AIM: Return all of the data exactly, with nothing left out but the pictures.
* BEGIN *
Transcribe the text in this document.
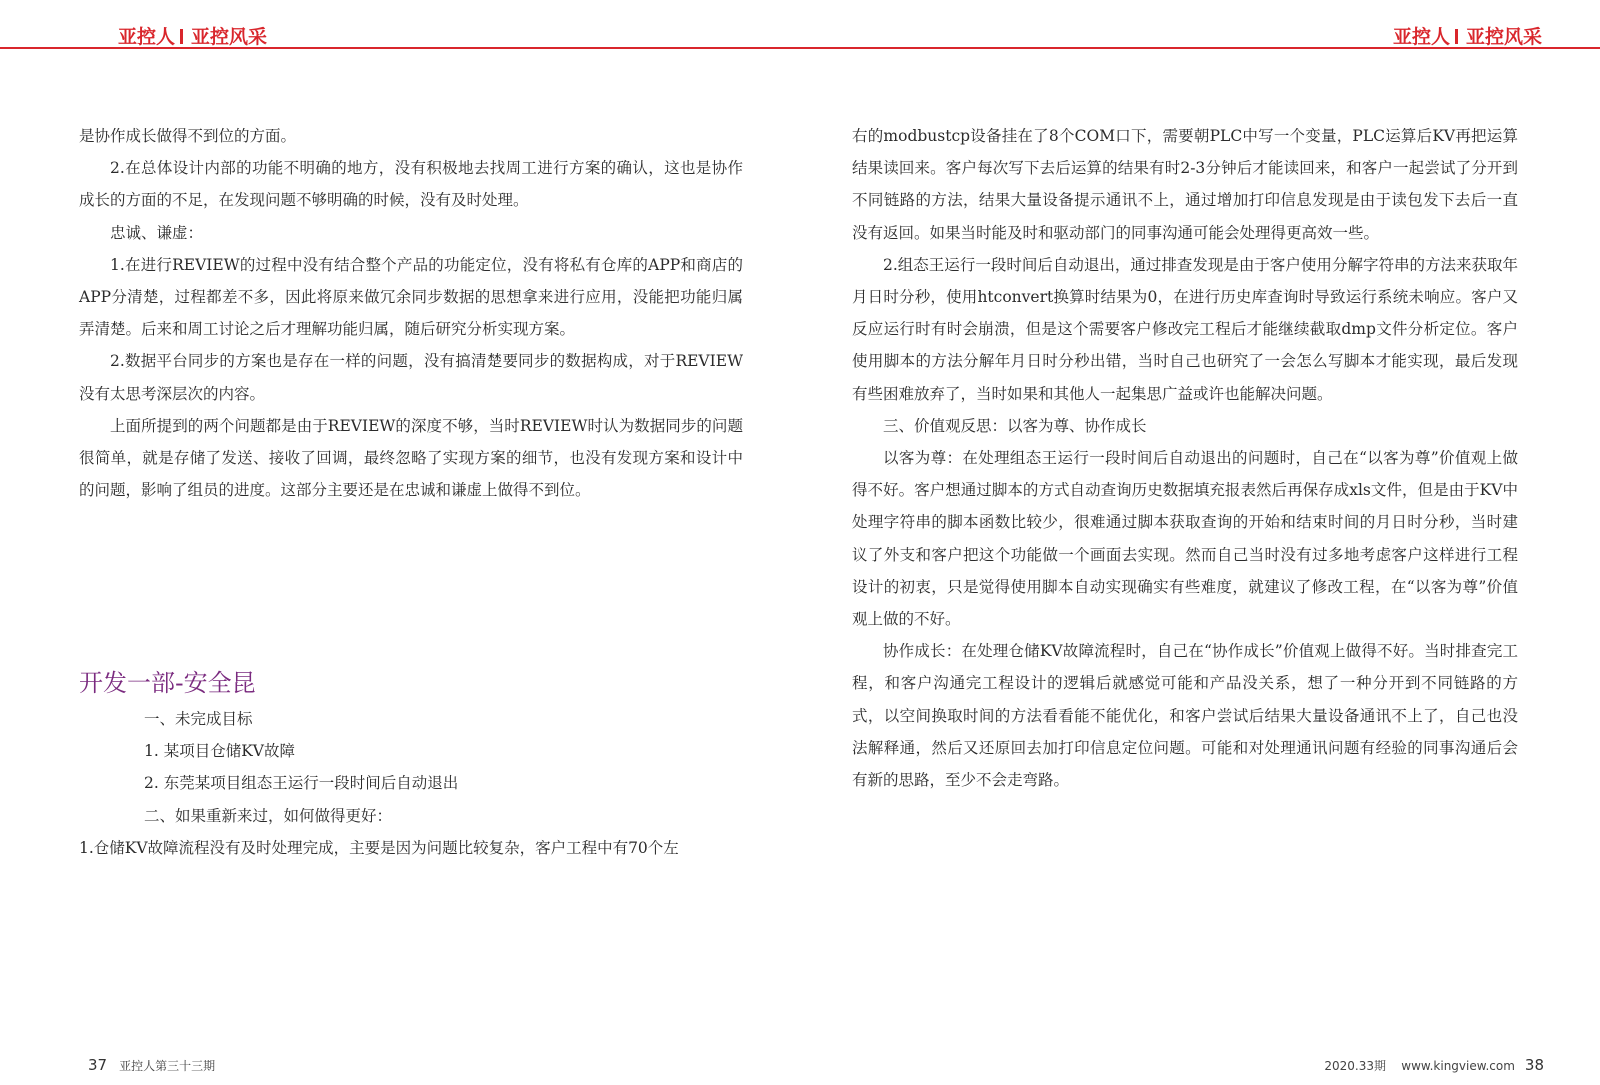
亚控人 亚控风采	亚控人 亚控风采

是协作成长做得不到位的方面。

2.在总体设计内部的功能不明确的地方，没有积极地去找周工进行方案的确认，这也是协作成长的方面的不足，在发现问题不够明确的时候，没有及时处理。

忠诚、谦虚：

1.在进行REVIEW的过程中没有结合整个产品的功能定位，没有将私有仓库的APP和商店的APP分清楚，过程都差不多，因此将原来做冗余同步数据的思想拿来进行应用，没能把功能归属弄清楚。后来和周工讨论之后才理解功能归属，随后研究分析实现方案。

2.数据平台同步的方案也是存在一样的问题，没有搞清楚要同步的数据构成，对于REVIEW没有太思考深层次的内容。

上面所提到的两个问题都是由于REVIEW的深度不够，当时REVIEW时认为数据同步的问题很简单，就是存储了发送、接收了回调，最终忽略了实现方案的细节，也没有发现方案和设计中的问题，影响了组员的进度。这部分主要还是在忠诚和谦虚上做得不到位。

开发一部-安全昆

一、未完成目标

1. 某项目仓储KV故障

2. 东莞某项目组态王运行一段时间后自动退出

二、如果重新来过，如何做得更好：

1.仓储KV故障流程没有及时处理完成，主要是因为问题比较复杂，客户工程中有70个左

右的modbustcp设备挂在了8个COM口下，需要朝PLC中写一个变量，PLC运算后KV再把运算结果读回来。客户每次写下去后运算的结果有时2-3分钟后才能读回来，和客户一起尝试了分开到不同链路的方法，结果大量设备提示通讯不上，通过增加打印信息发现是由于读包发下去后一直没有返回。如果当时能及时和驱动部门的同事沟通可能会处理得更高效一些。

2.组态王运行一段时间后自动退出，通过排查发现是由于客户使用分解字符串的方法来获取年月日时分秒，使用htconvert换算时结果为0，在进行历史库查询时导致运行系统未响应。客户又反应运行时有时会崩溃，但是这个需要客户修改完工程后才能继续截取dmp文件分析定位。客户使用脚本的方法分解年月日时分秒出错，当时自己也研究了一会怎么写脚本才能实现，最后发现有些困难放弃了，当时如果和其他人一起集思广益或许也能解决问题。

三、价值观反思：以客为尊、协作成长

以客为尊：在处理组态王运行一段时间后自动退出的问题时，自己在“以客为尊”价值观上做得不好。客户想通过脚本的方式自动查询历史数据填充报表然后再保存成xls文件，但是由于KV中处理字符串的脚本函数比较少，很难通过脚本获取查询的开始和结束时间的月日时分秒，当时建议了外支和客户把这个功能做一个画面去实现。然而自己当时没有过多地考虑客户这样进行工程设计的初衷，只是觉得使用脚本自动实现确实有些难度，就建议了修改工程，在“以客为尊”价值观上做的不好。

协作成长：在处理仓储KV故障流程时，自己在“协作成长”价值观上做得不好。当时排查完工程，和客户沟通完工程设计的逻辑后就感觉可能和产品没关系，想了一种分开到不同链路的方式，以空间换取时间的方法看看能不能优化，和客户尝试后结果大量设备通讯不上了，自己也没法解释通，然后又还原回去加打印信息定位问题。可能和对处理通讯问题有经验的同事沟通后会有新的思路，至少不会走弯路。

37 亚控人第三十三期	2020.33期    www.kingview.com 38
* END *
RESPONSE TO THE EXERCISE:
Transcribe the text in this document.
亚控人 亚控风采	亚控人 亚控风采

是协作成长做得不到位的方面。

2.在总体设计内部的功能不明确的地方，没有积极地去找周工进行方案的确认，这也是协作成长的方面的不足，在发现问题不够明确的时候，没有及时处理。

忠诚、谦虚：

1.在进行REVIEW的过程中没有结合整个产品的功能定位，没有将私有仓库的APP和商店的APP分清楚，过程都差不多，因此将原来做冗余同步数据的思想拿来进行应用，没能把功能归属弄清楚。后来和周工讨论之后才理解功能归属，随后研究分析实现方案。

2.数据平台同步的方案也是存在一样的问题，没有搞清楚要同步的数据构成，对于REVIEW没有太思考深层次的内容。

上面所提到的两个问题都是由于REVIEW的深度不够，当时REVIEW时认为数据同步的问题很简单，就是存储了发送、接收了回调，最终忽略了实现方案的细节，也没有发现方案和设计中的问题，影响了组员的进度。这部分主要还是在忠诚和谦虚上做得不到位。

开发一部-安全昆

一、未完成目标

1. 某项目仓储KV故障

2. 东莞某项目组态王运行一段时间后自动退出

二、如果重新来过，如何做得更好：

1.仓储KV故障流程没有及时处理完成，主要是因为问题比较复杂，客户工程中有70个左

右的modbustcp设备挂在了8个COM口下，需要朝PLC中写一个变量，PLC运算后KV再把运算结果读回来。客户每次写下去后运算的结果有时2-3分钟后才能读回来，和客户一起尝试了分开到不同链路的方法，结果大量设备提示通讯不上，通过增加打印信息发现是由于读包发下去后一直没有返回。如果当时能及时和驱动部门的同事沟通可能会处理得更高效一些。

2.组态王运行一段时间后自动退出，通过排查发现是由于客户使用分解字符串的方法来获取年月日时分秒，使用htconvert换算时结果为0，在进行历史库查询时导致运行系统未响应。客户又反应运行时有时会崩溃，但是这个需要客户修改完工程后才能继续截取dmp文件分析定位。客户使用脚本的方法分解年月日时分秒出错，当时自己也研究了一会怎么写脚本才能实现，最后发现有些困难放弃了，当时如果和其他人一起集思广益或许也能解决问题。

三、价值观反思：以客为尊、协作成长

以客为尊：在处理组态王运行一段时间后自动退出的问题时，自己在“以客为尊”价值观上做得不好。客户想通过脚本的方式自动查询历史数据填充报表然后再保存成xls文件，但是由于KV中处理字符串的脚本函数比较少，很难通过脚本获取查询的开始和结束时间的月日时分秒，当时建议了外支和客户把这个功能做一个画面去实现。然而自己当时没有过多地考虑客户这样进行工程设计的初衷，只是觉得使用脚本自动实现确实有些难度，就建议了修改工程，在“以客为尊”价值观上做的不好。

协作成长：在处理仓储KV故障流程时，自己在“协作成长”价值观上做得不好。当时排查完工程，和客户沟通完工程设计的逻辑后就感觉可能和产品没关系，想了一种分开到不同链路的方式，以空间换取时间的方法看看能不能优化，和客户尝试后结果大量设备通讯不上了，自己也没法解释通，然后又还原回去加打印信息定位问题。可能和对处理通讯问题有经验的同事沟通后会有新的思路，至少不会走弯路。

37 亚控人第三十三期	2020.33期    www.kingview.com 38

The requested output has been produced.